_WRITTEN REQUEST_: Could you give the data below again, exactly and completely?

[Data items]

--- Start ---

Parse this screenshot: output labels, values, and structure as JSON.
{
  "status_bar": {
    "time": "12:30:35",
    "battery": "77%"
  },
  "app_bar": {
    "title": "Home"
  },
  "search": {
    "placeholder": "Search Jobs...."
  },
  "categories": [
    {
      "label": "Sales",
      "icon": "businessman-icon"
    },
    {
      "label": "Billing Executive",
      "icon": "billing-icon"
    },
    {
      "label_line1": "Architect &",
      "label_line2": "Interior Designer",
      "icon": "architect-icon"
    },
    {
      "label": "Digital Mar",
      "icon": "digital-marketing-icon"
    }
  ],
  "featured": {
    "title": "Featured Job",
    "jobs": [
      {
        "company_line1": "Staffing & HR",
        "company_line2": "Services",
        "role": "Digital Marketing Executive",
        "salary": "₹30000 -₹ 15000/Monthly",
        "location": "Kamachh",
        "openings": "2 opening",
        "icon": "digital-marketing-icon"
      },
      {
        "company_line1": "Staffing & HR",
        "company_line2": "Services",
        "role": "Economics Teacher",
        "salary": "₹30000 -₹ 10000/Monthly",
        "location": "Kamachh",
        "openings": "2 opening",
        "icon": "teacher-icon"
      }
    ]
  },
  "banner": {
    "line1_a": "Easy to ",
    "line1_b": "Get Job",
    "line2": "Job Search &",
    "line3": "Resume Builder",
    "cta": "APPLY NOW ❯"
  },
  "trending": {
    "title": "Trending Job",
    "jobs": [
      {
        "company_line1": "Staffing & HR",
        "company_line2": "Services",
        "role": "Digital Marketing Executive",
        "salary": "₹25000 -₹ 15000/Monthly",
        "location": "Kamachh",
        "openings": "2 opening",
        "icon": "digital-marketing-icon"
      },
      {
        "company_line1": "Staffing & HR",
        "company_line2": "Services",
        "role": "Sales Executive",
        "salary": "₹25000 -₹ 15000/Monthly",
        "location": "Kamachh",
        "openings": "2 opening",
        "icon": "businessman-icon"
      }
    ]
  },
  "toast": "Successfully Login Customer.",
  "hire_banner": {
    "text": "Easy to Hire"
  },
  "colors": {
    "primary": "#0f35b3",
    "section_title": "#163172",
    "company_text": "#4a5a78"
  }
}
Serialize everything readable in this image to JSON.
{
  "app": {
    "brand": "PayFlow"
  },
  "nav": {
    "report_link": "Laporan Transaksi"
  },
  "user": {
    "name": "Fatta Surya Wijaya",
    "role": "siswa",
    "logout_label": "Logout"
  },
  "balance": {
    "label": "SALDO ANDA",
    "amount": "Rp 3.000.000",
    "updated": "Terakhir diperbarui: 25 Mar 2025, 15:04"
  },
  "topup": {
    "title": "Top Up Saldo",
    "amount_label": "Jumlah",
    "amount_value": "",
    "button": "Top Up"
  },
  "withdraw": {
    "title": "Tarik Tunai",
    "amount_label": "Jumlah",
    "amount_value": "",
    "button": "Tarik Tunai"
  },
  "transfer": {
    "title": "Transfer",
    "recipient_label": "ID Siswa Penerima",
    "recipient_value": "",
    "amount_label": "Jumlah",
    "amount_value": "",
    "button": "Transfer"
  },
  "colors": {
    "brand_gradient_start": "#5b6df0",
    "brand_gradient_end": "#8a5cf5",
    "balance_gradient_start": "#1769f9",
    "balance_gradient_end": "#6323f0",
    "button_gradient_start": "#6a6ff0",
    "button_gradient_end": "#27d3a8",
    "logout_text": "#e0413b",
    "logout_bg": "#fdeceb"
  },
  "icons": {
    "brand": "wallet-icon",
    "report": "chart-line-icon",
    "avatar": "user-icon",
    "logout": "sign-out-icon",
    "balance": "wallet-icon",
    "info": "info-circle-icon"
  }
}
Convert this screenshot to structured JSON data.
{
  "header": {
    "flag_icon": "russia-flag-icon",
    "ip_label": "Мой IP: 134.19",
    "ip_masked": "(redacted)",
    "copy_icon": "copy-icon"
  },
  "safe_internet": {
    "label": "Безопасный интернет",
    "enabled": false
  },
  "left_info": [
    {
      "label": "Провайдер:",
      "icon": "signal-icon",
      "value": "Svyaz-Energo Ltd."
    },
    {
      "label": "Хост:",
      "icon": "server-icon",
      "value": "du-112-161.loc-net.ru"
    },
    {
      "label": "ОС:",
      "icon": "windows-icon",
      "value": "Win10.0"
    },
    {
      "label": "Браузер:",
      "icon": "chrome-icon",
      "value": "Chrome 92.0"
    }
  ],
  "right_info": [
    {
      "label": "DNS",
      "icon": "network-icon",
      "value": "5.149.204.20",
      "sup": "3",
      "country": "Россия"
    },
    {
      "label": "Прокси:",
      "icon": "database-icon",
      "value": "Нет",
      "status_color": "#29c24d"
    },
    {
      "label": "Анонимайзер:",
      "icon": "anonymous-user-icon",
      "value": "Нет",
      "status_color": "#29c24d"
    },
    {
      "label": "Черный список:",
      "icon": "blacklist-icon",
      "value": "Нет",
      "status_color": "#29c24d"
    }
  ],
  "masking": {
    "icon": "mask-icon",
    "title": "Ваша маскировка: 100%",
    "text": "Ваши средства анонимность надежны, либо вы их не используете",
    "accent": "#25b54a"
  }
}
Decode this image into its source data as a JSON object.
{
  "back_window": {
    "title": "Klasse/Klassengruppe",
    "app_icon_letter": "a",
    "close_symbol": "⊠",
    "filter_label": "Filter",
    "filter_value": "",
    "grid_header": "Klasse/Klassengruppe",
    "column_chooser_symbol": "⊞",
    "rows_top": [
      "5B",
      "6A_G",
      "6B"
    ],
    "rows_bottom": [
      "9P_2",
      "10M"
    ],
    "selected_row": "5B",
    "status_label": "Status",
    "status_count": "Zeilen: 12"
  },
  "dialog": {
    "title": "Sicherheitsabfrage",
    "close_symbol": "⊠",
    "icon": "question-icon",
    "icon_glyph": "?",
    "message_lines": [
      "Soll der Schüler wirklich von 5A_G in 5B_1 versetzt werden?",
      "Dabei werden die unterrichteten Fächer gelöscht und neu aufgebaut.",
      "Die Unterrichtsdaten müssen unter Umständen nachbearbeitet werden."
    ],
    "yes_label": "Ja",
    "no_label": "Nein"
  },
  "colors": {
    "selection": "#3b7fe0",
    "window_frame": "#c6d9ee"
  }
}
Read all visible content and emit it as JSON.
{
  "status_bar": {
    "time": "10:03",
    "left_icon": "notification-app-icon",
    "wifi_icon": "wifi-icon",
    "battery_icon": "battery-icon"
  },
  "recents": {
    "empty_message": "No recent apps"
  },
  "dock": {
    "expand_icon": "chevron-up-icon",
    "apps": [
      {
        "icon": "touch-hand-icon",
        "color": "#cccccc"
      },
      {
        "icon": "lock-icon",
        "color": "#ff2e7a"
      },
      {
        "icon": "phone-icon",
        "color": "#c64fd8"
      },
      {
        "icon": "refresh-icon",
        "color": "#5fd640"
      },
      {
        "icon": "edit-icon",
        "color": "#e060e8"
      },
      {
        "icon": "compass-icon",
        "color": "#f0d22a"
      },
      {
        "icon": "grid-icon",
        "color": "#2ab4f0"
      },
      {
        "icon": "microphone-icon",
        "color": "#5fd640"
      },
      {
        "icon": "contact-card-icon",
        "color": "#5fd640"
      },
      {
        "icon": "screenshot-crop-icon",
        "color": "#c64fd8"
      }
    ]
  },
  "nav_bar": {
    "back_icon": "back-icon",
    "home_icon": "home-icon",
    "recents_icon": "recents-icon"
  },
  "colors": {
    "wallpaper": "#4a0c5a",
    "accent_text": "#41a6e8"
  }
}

--- End ---

_WRITTEN ANSWER_:
Parse this screenshot: output labels, values, and structure as JSON.
{
  "status_bar": {
    "time": "12:30:35",
    "battery": "77%"
  },
  "app_bar": {
    "title": "Home"
  },
  "search": {
    "placeholder": "Search Jobs...."
  },
  "categories": [
    {
      "label": "Sales",
      "icon": "businessman-icon"
    },
    {
      "label": "Billing Executive",
      "icon": "billing-icon"
    },
    {
      "label_line1": "Architect &",
      "label_line2": "Interior Designer",
      "icon": "architect-icon"
    },
    {
      "label": "Digital Mar",
      "icon": "digital-marketing-icon"
    }
  ],
  "featured": {
    "title": "Featured Job",
    "jobs": [
      {
        "company_line1": "Staffing & HR",
        "company_line2": "Services",
        "role": "Digital Marketing Executive",
        "salary": "₹30000 -₹ 15000/Monthly",
        "location": "Kamachh",
        "openings": "2 opening",
        "icon": "digital-marketing-icon"
      },
      {
        "company_line1": "Staffing & HR",
        "company_line2": "Services",
        "role": "Economics Teacher",
        "salary": "₹30000 -₹ 10000/Monthly",
        "location": "Kamachh",
        "openings": "2 opening",
        "icon": "teacher-icon"
      }
    ]
  },
  "banner": {
    "line1_a": "Easy to ",
    "line1_b": "Get Job",
    "line2": "Job Search &",
    "line3": "Resume Builder",
    "cta": "APPLY NOW ❯"
  },
  "trending": {
    "title": "Trending Job",
    "jobs": [
      {
        "company_line1": "Staffing & HR",
        "company_line2": "Services",
        "role": "Digital Marketing Executive",
        "salary": "₹25000 -₹ 15000/Monthly",
        "location": "Kamachh",
        "openings": "2 opening",
        "icon": "digital-marketing-icon"
      },
      {
        "company_line1": "Staffing & HR",
        "company_line2": "Services",
        "role": "Sales Executive",
        "salary": "₹25000 -₹ 15000/Monthly",
        "location": "Kamachh",
        "openings": "2 opening",
        "icon": "businessman-icon"
      }
    ]
  },
  "toast": "Successfully Login Customer.",
  "hire_banner": {
    "text": "Easy to Hire"
  },
  "colors": {
    "primary": "#0f35b3",
    "section_title": "#163172",
    "company_text": "#4a5a78"
  }
}
Serialize everything readable in this image to JSON.
{
  "app": {
    "brand": "PayFlow"
  },
  "nav": {
    "report_link": "Laporan Transaksi"
  },
  "user": {
    "name": "Fatta Surya Wijaya",
    "role": "siswa",
    "logout_label": "Logout"
  },
  "balance": {
    "label": "SALDO ANDA",
    "amount": "Rp 3.000.000",
    "updated": "Terakhir diperbarui: 25 Mar 2025, 15:04"
  },
  "topup": {
    "title": "Top Up Saldo",
    "amount_label": "Jumlah",
    "amount_value": "",
    "button": "Top Up"
  },
  "withdraw": {
    "title": "Tarik Tunai",
    "amount_label": "Jumlah",
    "amount_value": "",
    "button": "Tarik Tunai"
  },
  "transfer": {
    "title": "Transfer",
    "recipient_label": "ID Siswa Penerima",
    "recipient_value": "",
    "amount_label": "Jumlah",
    "amount_value": "",
    "button": "Transfer"
  },
  "colors": {
    "brand_gradient_start": "#5b6df0",
    "brand_gradient_end": "#8a5cf5",
    "balance_gradient_start": "#1769f9",
    "balance_gradient_end": "#6323f0",
    "button_gradient_start": "#6a6ff0",
    "button_gradient_end": "#27d3a8",
    "logout_text": "#e0413b",
    "logout_bg": "#fdeceb"
  },
  "icons": {
    "brand": "wallet-icon",
    "report": "chart-line-icon",
    "avatar": "user-icon",
    "logout": "sign-out-icon",
    "balance": "wallet-icon",
    "info": "info-circle-icon"
  }
}
Convert this screenshot to structured JSON data.
{
  "header": {
    "flag_icon": "russia-flag-icon",
    "ip_label": "Мой IP: 134.19",
    "ip_masked": "(redacted)",
    "copy_icon": "copy-icon"
  },
  "safe_internet": {
    "label": "Безопасный интернет",
    "enabled": false
  },
  "left_info": [
    {
      "label": "Провайдер:",
      "icon": "signal-icon",
      "value": "Svyaz-Energo Ltd."
    },
    {
      "label": "Хост:",
      "icon": "server-icon",
      "value": "du-112-161.loc-net.ru"
    },
    {
      "label": "ОС:",
      "icon": "windows-icon",
      "value": "Win10.0"
    },
    {
      "label": "Браузер:",
      "icon": "chrome-icon",
      "value": "Chrome 92.0"
    }
  ],
  "right_info": [
    {
      "label": "DNS",
      "icon": "network-icon",
      "value": "5.149.204.20",
      "sup": "3",
      "country": "Россия"
    },
    {
      "label": "Прокси:",
      "icon": "database-icon",
      "value": "Нет",
      "status_color": "#29c24d"
    },
    {
      "label": "Анонимайзер:",
      "icon": "anonymous-user-icon",
      "value": "Нет",
      "status_color": "#29c24d"
    },
    {
      "label": "Черный список:",
      "icon": "blacklist-icon",
      "value": "Нет",
      "status_color": "#29c24d"
    }
  ],
  "masking": {
    "icon": "mask-icon",
    "title": "Ваша маскировка: 100%",
    "text": "Ваши средства анонимность надежны, либо вы их не используете",
    "accent": "#25b54a"
  }
}
Decode this image into its source data as a JSON object.
{
  "back_window": {
    "title": "Klasse/Klassengruppe",
    "app_icon_letter": "a",
    "close_symbol": "⊠",
    "filter_label": "Filter",
    "filter_value": "",
    "grid_header": "Klasse/Klassengruppe",
    "column_chooser_symbol": "⊞",
    "rows_top": [
      "5B",
      "6A_G",
      "6B"
    ],
    "rows_bottom": [
      "9P_2",
      "10M"
    ],
    "selected_row": "5B",
    "status_label": "Status",
    "status_count": "Zeilen: 12"
  },
  "dialog": {
    "title": "Sicherheitsabfrage",
    "close_symbol": "⊠",
    "icon": "question-icon",
    "icon_glyph": "?",
    "message_lines": [
      "Soll der Schüler wirklich von 5A_G in 5B_1 versetzt werden?",
      "Dabei werden die unterrichteten Fächer gelöscht und neu aufgebaut.",
      "Die Unterrichtsdaten müssen unter Umständen nachbearbeitet werden."
    ],
    "yes_label": "Ja",
    "no_label": "Nein"
  },
  "colors": {
    "selection": "#3b7fe0",
    "window_frame": "#c6d9ee"
  }
}
Read all visible content and emit it as JSON.
{
  "status_bar": {
    "time": "10:03",
    "left_icon": "notification-app-icon",
    "wifi_icon": "wifi-icon",
    "battery_icon": "battery-icon"
  },
  "recents": {
    "empty_message": "No recent apps"
  },
  "dock": {
    "expand_icon": "chevron-up-icon",
    "apps": [
      {
        "icon": "touch-hand-icon",
        "color": "#cccccc"
      },
      {
        "icon": "lock-icon",
        "color": "#ff2e7a"
      },
      {
        "icon": "phone-icon",
        "color": "#c64fd8"
      },
      {
        "icon": "refresh-icon",
        "color": "#5fd640"
      },
      {
        "icon": "edit-icon",
        "color": "#e060e8"
      },
      {
        "icon": "compass-icon",
        "color": "#f0d22a"
      },
      {
        "icon": "grid-icon",
        "color": "#2ab4f0"
      },
      {
        "icon": "microphone-icon",
        "color": "#5fd640"
      },
      {
        "icon": "contact-card-icon",
        "color": "#5fd640"
      },
      {
        "icon": "screenshot-crop-icon",
        "color": "#c64fd8"
      }
    ]
  },
  "nav_bar": {
    "back_icon": "back-icon",
    "home_icon": "home-icon",
    "recents_icon": "recents-icon"
  },
  "colors": {
    "wallpaper": "#4a0c5a",
    "accent_text": "#41a6e8"
  }
}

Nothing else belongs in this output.